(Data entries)
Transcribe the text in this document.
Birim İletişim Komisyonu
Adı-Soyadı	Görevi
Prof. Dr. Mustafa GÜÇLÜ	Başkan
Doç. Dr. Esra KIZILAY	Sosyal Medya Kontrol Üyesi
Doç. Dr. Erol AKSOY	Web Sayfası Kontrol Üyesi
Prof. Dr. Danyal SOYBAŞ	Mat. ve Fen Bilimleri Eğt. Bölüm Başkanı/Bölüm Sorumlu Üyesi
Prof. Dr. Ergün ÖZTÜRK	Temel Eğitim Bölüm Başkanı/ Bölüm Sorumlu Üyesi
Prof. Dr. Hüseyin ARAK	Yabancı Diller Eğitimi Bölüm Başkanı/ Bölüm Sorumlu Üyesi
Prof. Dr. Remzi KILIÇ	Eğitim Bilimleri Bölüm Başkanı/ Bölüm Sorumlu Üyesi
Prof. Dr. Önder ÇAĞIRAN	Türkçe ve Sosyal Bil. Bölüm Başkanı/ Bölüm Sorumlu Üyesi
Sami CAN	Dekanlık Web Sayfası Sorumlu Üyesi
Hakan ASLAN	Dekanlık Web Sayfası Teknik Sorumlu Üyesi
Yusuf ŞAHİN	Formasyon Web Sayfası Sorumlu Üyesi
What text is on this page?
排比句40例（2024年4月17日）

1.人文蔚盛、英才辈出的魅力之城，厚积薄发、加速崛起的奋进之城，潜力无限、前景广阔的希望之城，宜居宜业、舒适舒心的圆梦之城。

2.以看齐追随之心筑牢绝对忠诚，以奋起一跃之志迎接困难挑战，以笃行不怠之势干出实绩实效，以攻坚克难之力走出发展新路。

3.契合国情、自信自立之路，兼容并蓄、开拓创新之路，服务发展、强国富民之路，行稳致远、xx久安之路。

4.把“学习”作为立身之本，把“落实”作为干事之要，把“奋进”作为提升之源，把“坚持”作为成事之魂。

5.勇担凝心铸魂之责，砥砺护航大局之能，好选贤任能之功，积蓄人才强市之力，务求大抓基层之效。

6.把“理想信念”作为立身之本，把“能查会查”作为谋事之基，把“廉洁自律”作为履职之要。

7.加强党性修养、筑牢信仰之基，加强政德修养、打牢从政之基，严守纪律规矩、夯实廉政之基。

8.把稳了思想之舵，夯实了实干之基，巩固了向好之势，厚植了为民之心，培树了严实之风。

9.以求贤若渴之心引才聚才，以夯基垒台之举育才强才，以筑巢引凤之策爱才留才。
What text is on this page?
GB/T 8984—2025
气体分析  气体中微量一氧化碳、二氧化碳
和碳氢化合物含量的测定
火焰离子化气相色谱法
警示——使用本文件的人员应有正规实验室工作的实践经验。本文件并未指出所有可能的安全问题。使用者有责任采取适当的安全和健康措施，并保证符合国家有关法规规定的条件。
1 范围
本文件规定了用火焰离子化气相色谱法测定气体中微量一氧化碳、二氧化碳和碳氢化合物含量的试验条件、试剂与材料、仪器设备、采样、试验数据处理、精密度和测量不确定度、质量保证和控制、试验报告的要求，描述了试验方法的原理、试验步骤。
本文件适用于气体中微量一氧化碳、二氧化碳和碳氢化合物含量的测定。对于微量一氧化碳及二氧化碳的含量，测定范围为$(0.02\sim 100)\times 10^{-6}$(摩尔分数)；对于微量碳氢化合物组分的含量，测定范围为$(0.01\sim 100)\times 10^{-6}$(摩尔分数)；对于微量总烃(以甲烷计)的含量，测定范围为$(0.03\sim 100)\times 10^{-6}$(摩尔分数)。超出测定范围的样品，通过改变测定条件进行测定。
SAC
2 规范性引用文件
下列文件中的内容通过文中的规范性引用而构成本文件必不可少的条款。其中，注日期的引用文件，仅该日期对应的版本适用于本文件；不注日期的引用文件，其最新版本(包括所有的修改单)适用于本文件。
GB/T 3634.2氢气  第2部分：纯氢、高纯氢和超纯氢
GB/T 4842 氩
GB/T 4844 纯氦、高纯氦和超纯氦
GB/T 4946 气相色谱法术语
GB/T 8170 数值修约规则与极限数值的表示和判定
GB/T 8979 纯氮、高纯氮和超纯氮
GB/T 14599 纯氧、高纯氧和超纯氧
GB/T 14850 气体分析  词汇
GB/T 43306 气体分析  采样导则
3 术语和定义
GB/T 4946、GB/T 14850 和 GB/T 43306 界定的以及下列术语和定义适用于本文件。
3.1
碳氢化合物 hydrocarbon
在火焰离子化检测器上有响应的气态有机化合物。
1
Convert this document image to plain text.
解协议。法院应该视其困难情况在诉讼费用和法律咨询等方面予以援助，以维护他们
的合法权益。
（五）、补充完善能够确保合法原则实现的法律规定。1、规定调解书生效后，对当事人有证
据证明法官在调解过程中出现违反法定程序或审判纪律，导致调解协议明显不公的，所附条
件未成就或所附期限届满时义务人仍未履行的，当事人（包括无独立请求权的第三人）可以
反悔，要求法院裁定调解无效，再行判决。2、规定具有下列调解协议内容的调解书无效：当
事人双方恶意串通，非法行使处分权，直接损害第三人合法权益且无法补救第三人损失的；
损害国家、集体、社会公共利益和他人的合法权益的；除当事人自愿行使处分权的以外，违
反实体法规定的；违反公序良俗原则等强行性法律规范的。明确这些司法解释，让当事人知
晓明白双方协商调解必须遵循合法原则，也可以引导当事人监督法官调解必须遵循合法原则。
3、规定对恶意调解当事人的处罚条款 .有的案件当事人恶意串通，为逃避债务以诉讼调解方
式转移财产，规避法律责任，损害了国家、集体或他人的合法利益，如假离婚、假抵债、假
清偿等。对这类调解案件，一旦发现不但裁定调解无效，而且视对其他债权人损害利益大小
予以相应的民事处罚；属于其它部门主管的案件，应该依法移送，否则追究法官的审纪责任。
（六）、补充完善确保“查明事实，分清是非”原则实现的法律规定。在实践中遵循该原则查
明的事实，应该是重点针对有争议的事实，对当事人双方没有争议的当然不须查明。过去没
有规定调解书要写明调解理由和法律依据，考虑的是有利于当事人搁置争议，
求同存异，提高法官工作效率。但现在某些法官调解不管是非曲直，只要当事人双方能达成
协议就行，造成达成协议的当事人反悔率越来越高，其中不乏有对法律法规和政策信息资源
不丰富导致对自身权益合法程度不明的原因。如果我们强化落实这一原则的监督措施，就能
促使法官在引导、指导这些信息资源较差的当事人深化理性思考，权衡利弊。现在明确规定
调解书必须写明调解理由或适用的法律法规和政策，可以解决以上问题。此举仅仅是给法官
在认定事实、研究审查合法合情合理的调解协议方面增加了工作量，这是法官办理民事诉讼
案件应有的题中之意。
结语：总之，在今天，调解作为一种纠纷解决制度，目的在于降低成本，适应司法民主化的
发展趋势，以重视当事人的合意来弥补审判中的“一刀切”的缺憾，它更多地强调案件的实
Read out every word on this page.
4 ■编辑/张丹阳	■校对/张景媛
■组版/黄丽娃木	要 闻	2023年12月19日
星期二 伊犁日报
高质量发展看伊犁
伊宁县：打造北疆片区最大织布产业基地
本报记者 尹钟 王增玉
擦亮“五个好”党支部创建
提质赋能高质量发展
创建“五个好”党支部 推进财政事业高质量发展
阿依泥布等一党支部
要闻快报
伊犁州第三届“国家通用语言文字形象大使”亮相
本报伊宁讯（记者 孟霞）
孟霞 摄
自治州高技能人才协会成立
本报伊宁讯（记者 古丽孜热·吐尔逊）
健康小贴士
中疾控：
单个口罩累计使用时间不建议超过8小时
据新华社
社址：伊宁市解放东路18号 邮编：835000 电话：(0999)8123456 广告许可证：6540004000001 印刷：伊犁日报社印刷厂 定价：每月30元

Requirements:
Repeat the preceding lines exactly, please, every one of them.

Full answer:
Transcribe the text in this document.
Birim İletişim Komisyonu
Adı-Soyadı	Görevi
Prof. Dr. Mustafa GÜÇLÜ	Başkan
Doç. Dr. Esra KIZILAY	Sosyal Medya Kontrol Üyesi
Doç. Dr. Erol AKSOY	Web Sayfası Kontrol Üyesi
Prof. Dr. Danyal SOYBAŞ	Mat. ve Fen Bilimleri Eğt. Bölüm Başkanı/Bölüm Sorumlu Üyesi
Prof. Dr. Ergün ÖZTÜRK	Temel Eğitim Bölüm Başkanı/ Bölüm Sorumlu Üyesi
Prof. Dr. Hüseyin ARAK	Yabancı Diller Eğitimi Bölüm Başkanı/ Bölüm Sorumlu Üyesi
Prof. Dr. Remzi KILIÇ	Eğitim Bilimleri Bölüm Başkanı/ Bölüm Sorumlu Üyesi
Prof. Dr. Önder ÇAĞIRAN	Türkçe ve Sosyal Bil. Bölüm Başkanı/ Bölüm Sorumlu Üyesi
Sami CAN	Dekanlık Web Sayfası Sorumlu Üyesi
Hakan ASLAN	Dekanlık Web Sayfası Teknik Sorumlu Üyesi
Yusuf ŞAHİN	Formasyon Web Sayfası Sorumlu Üyesi
What text is on this page?
排比句40例（2024年4月17日）

1.人文蔚盛、英才辈出的魅力之城，厚积薄发、加速崛起的奋进之城，潜力无限、前景广阔的希望之城，宜居宜业、舒适舒心的圆梦之城。

2.以看齐追随之心筑牢绝对忠诚，以奋起一跃之志迎接困难挑战，以笃行不怠之势干出实绩实效，以攻坚克难之力走出发展新路。

3.契合国情、自信自立之路，兼容并蓄、开拓创新之路，服务发展、强国富民之路，行稳致远、xx久安之路。

4.把“学习”作为立身之本，把“落实”作为干事之要，把“奋进”作为提升之源，把“坚持”作为成事之魂。

5.勇担凝心铸魂之责，砥砺护航大局之能，好选贤任能之功，积蓄人才强市之力，务求大抓基层之效。

6.把“理想信念”作为立身之本，把“能查会查”作为谋事之基，把“廉洁自律”作为履职之要。

7.加强党性修养、筑牢信仰之基，加强政德修养、打牢从政之基，严守纪律规矩、夯实廉政之基。

8.把稳了思想之舵，夯实了实干之基，巩固了向好之势，厚植了为民之心，培树了严实之风。

9.以求贤若渴之心引才聚才，以夯基垒台之举育才强才，以筑巢引凤之策爱才留才。
What text is on this page?
GB/T 8984—2025
气体分析  气体中微量一氧化碳、二氧化碳
和碳氢化合物含量的测定
火焰离子化气相色谱法
警示——使用本文件的人员应有正规实验室工作的实践经验。本文件并未指出所有可能的安全问题。使用者有责任采取适当的安全和健康措施，并保证符合国家有关法规规定的条件。
1 范围
本文件规定了用火焰离子化气相色谱法测定气体中微量一氧化碳、二氧化碳和碳氢化合物含量的试验条件、试剂与材料、仪器设备、采样、试验数据处理、精密度和测量不确定度、质量保证和控制、试验报告的要求，描述了试验方法的原理、试验步骤。
本文件适用于气体中微量一氧化碳、二氧化碳和碳氢化合物含量的测定。对于微量一氧化碳及二氧化碳的含量，测定范围为$(0.02\sim 100)\times 10^{-6}$(摩尔分数)；对于微量碳氢化合物组分的含量，测定范围为$(0.01\sim 100)\times 10^{-6}$(摩尔分数)；对于微量总烃(以甲烷计)的含量，测定范围为$(0.03\sim 100)\times 10^{-6}$(摩尔分数)。超出测定范围的样品，通过改变测定条件进行测定。
SAC
2 规范性引用文件
下列文件中的内容通过文中的规范性引用而构成本文件必不可少的条款。其中，注日期的引用文件，仅该日期对应的版本适用于本文件；不注日期的引用文件，其最新版本(包括所有的修改单)适用于本文件。
GB/T 3634.2氢气  第2部分：纯氢、高纯氢和超纯氢
GB/T 4842 氩
GB/T 4844 纯氦、高纯氦和超纯氦
GB/T 4946 气相色谱法术语
GB/T 8170 数值修约规则与极限数值的表示和判定
GB/T 8979 纯氮、高纯氮和超纯氮
GB/T 14599 纯氧、高纯氧和超纯氧
GB/T 14850 气体分析  词汇
GB/T 43306 气体分析  采样导则
3 术语和定义
GB/T 4946、GB/T 14850 和 GB/T 43306 界定的以及下列术语和定义适用于本文件。
3.1
碳氢化合物 hydrocarbon
在火焰离子化检测器上有响应的气态有机化合物。
1
Convert this document image to plain text.
解协议。法院应该视其困难情况在诉讼费用和法律咨询等方面予以援助，以维护他们
的合法权益。
（五）、补充完善能够确保合法原则实现的法律规定。1、规定调解书生效后，对当事人有证
据证明法官在调解过程中出现违反法定程序或审判纪律，导致调解协议明显不公的，所附条
件未成就或所附期限届满时义务人仍未履行的，当事人（包括无独立请求权的第三人）可以
反悔，要求法院裁定调解无效，再行判决。2、规定具有下列调解协议内容的调解书无效：当
事人双方恶意串通，非法行使处分权，直接损害第三人合法权益且无法补救第三人损失的；
损害国家、集体、社会公共利益和他人的合法权益的；除当事人自愿行使处分权的以外，违
反实体法规定的；违反公序良俗原则等强行性法律规范的。明确这些司法解释，让当事人知
晓明白双方协商调解必须遵循合法原则，也可以引导当事人监督法官调解必须遵循合法原则。
3、规定对恶意调解当事人的处罚条款 .有的案件当事人恶意串通，为逃避债务以诉讼调解方
式转移财产，规避法律责任，损害了国家、集体或他人的合法利益，如假离婚、假抵债、假
清偿等。对这类调解案件，一旦发现不但裁定调解无效，而且视对其他债权人损害利益大小
予以相应的民事处罚；属于其它部门主管的案件，应该依法移送，否则追究法官的审纪责任。
（六）、补充完善确保“查明事实，分清是非”原则实现的法律规定。在实践中遵循该原则查
明的事实，应该是重点针对有争议的事实，对当事人双方没有争议的当然不须查明。过去没
有规定调解书要写明调解理由和法律依据，考虑的是有利于当事人搁置争议，
求同存异，提高法官工作效率。但现在某些法官调解不管是非曲直，只要当事人双方能达成
协议就行，造成达成协议的当事人反悔率越来越高，其中不乏有对法律法规和政策信息资源
不丰富导致对自身权益合法程度不明的原因。如果我们强化落实这一原则的监督措施，就能
促使法官在引导、指导这些信息资源较差的当事人深化理性思考，权衡利弊。现在明确规定
调解书必须写明调解理由或适用的法律法规和政策，可以解决以上问题。此举仅仅是给法官
在认定事实、研究审查合法合情合理的调解协议方面增加了工作量，这是法官办理民事诉讼
案件应有的题中之意。
结语：总之，在今天，调解作为一种纠纷解决制度，目的在于降低成本，适应司法民主化的
发展趋势，以重视当事人的合意来弥补审判中的“一刀切”的缺憾，它更多地强调案件的实
Read out every word on this page.
4 ■编辑/张丹阳	■校对/张景媛
■组版/黄丽娃木	要 闻	2023年12月19日
星期二 伊犁日报
高质量发展看伊犁
伊宁县：打造北疆片区最大织布产业基地
本报记者 尹钟 王增玉
擦亮“五个好”党支部创建
提质赋能高质量发展
创建“五个好”党支部 推进财政事业高质量发展
阿依泥布等一党支部
要闻快报
伊犁州第三届“国家通用语言文字形象大使”亮相
本报伊宁讯（记者 孟霞）
孟霞 摄
自治州高技能人才协会成立
本报伊宁讯（记者 古丽孜热·吐尔逊）
健康小贴士
中疾控：
单个口罩累计使用时间不建议超过8小时
据新华社
社址：伊宁市解放东路18号 邮编：835000 电话：(0999)8123456 广告许可证：6540004000001 印刷：伊犁日报社印刷厂 定价：每月30元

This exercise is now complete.